DATASET RECORDS =>

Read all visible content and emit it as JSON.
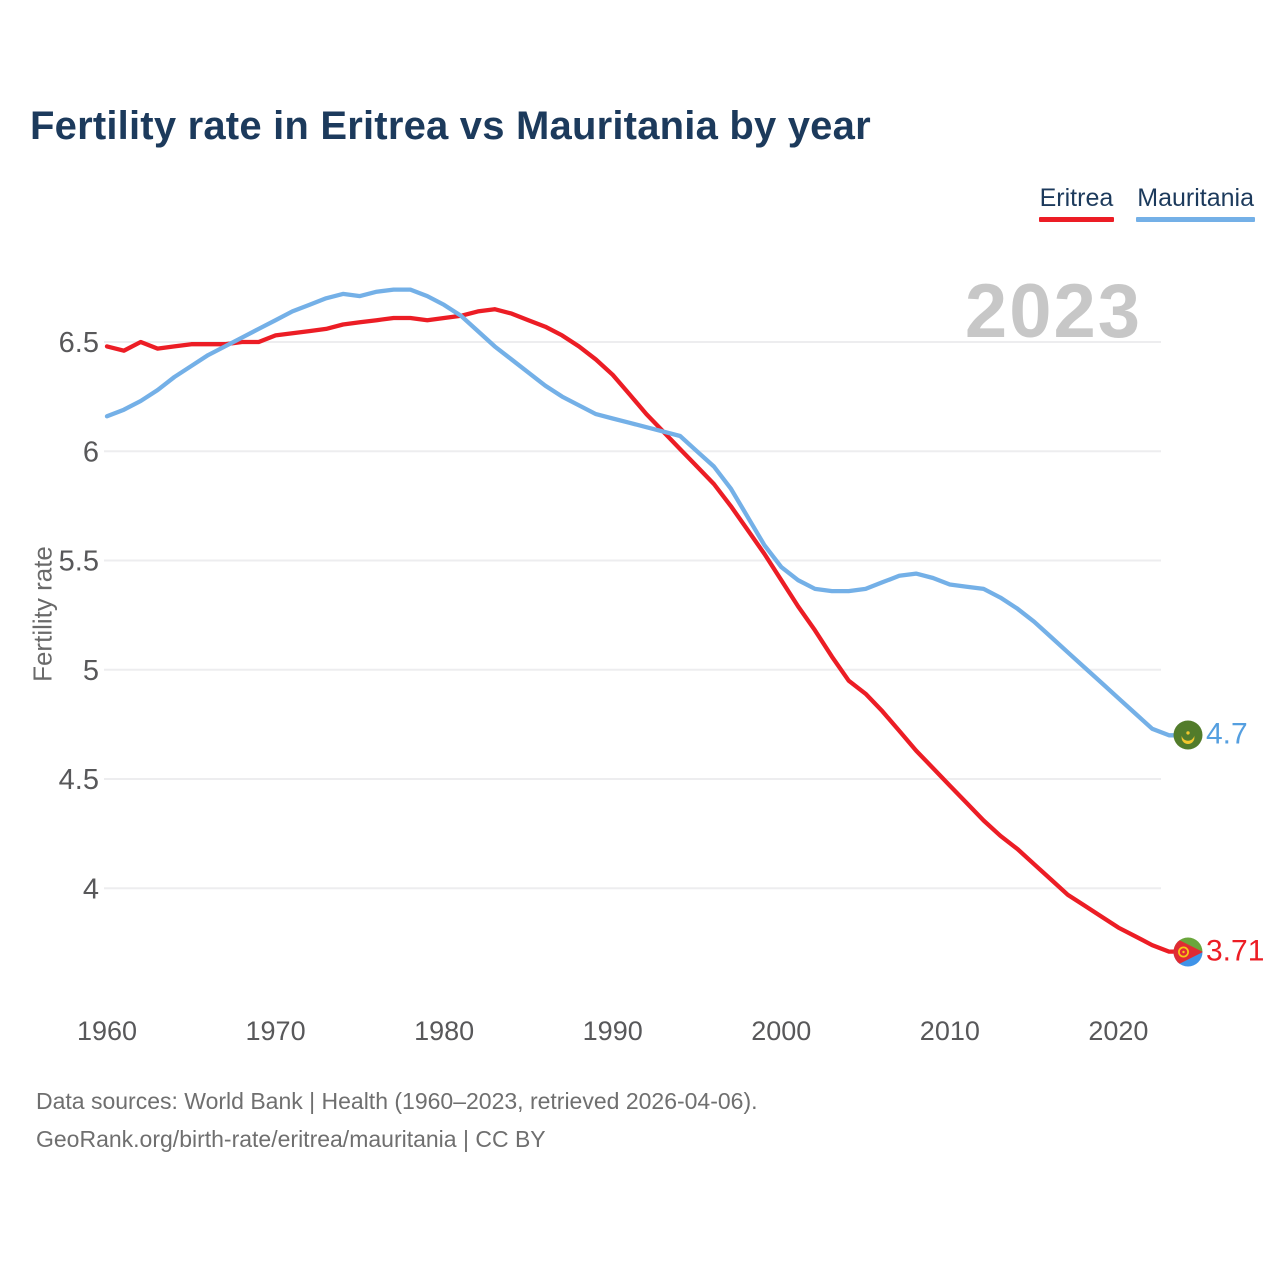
{
  "header": {
    "title": "Fertility rate in Eritrea vs Mauritania by year"
  },
  "legend": {
    "items": [
      {
        "label": "Eritrea",
        "color": "#ec1d25"
      },
      {
        "label": "Mauritania",
        "color": "#74b0e7"
      }
    ]
  },
  "watermark": "2023",
  "axes": {
    "ylabel": "Fertility rate",
    "ytick_color": "#58585a",
    "xtick_color": "#58585a",
    "grid_color": "#ededef"
  },
  "footer": {
    "line1": "Data sources: World Bank | Health (1960–2023, retrieved 2026-04-06).",
    "line2": "GeoRank.org/birth-rate/eritrea/mauritania | CC BY"
  },
  "chart_data": {
    "type": "line",
    "title": "Fertility rate in Eritrea vs Mauritania by year",
    "xlabel": "",
    "ylabel": "Fertility rate",
    "x_range": [
      1960,
      2023
    ],
    "x_step": 1,
    "ylim": [
      3.6,
      6.85
    ],
    "yticks": [
      6.5,
      6,
      5.5,
      5,
      4.5,
      4
    ],
    "xticks": [
      1960,
      1970,
      1980,
      1990,
      2000,
      2010,
      2020
    ],
    "grid": "horizontal",
    "legend_position": "top-right",
    "watermark": "2023",
    "series": [
      {
        "name": "Eritrea",
        "color": "#ec1d25",
        "label_color": "#ec1d25",
        "end_label": "3.71",
        "end_year": 2023,
        "end_value": 3.71,
        "flag": "eritrea-flag",
        "values": [
          6.48,
          6.46,
          6.5,
          6.47,
          6.48,
          6.49,
          6.49,
          6.49,
          6.5,
          6.5,
          6.53,
          6.54,
          6.55,
          6.56,
          6.58,
          6.59,
          6.6,
          6.61,
          6.61,
          6.6,
          6.61,
          6.62,
          6.64,
          6.65,
          6.63,
          6.6,
          6.57,
          6.53,
          6.48,
          6.42,
          6.35,
          6.26,
          6.17,
          6.09,
          6.01,
          5.93,
          5.85,
          5.75,
          5.64,
          5.53,
          5.41,
          5.29,
          5.18,
          5.06,
          4.95,
          4.89,
          4.81,
          4.72,
          4.63,
          4.55,
          4.47,
          4.39,
          4.31,
          4.24,
          4.18,
          4.11,
          4.04,
          3.97,
          3.92,
          3.87,
          3.82,
          3.78,
          3.74,
          3.71
        ]
      },
      {
        "name": "Mauritania",
        "color": "#74b0e7",
        "label_color": "#559fe0",
        "end_label": "4.7",
        "end_year": 2023,
        "end_value": 4.7,
        "flag": "mauritania-flag",
        "values": [
          6.16,
          6.19,
          6.23,
          6.28,
          6.34,
          6.39,
          6.44,
          6.48,
          6.52,
          6.56,
          6.6,
          6.64,
          6.67,
          6.7,
          6.72,
          6.71,
          6.73,
          6.74,
          6.74,
          6.71,
          6.67,
          6.62,
          6.55,
          6.48,
          6.42,
          6.36,
          6.3,
          6.25,
          6.21,
          6.17,
          6.15,
          6.13,
          6.11,
          6.09,
          6.07,
          6.0,
          5.93,
          5.83,
          5.7,
          5.57,
          5.47,
          5.41,
          5.37,
          5.36,
          5.36,
          5.37,
          5.4,
          5.43,
          5.44,
          5.42,
          5.39,
          5.38,
          5.37,
          5.33,
          5.28,
          5.22,
          5.15,
          5.08,
          5.01,
          4.94,
          4.87,
          4.8,
          4.73,
          4.7
        ]
      }
    ]
  }
}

PROBLEM STATEMENT => Write down every line of the data above that includes the string "flag".

WORKED SOLUTION =>
        "flag": "eritrea-flag",
        "flag": "mauritania-flag",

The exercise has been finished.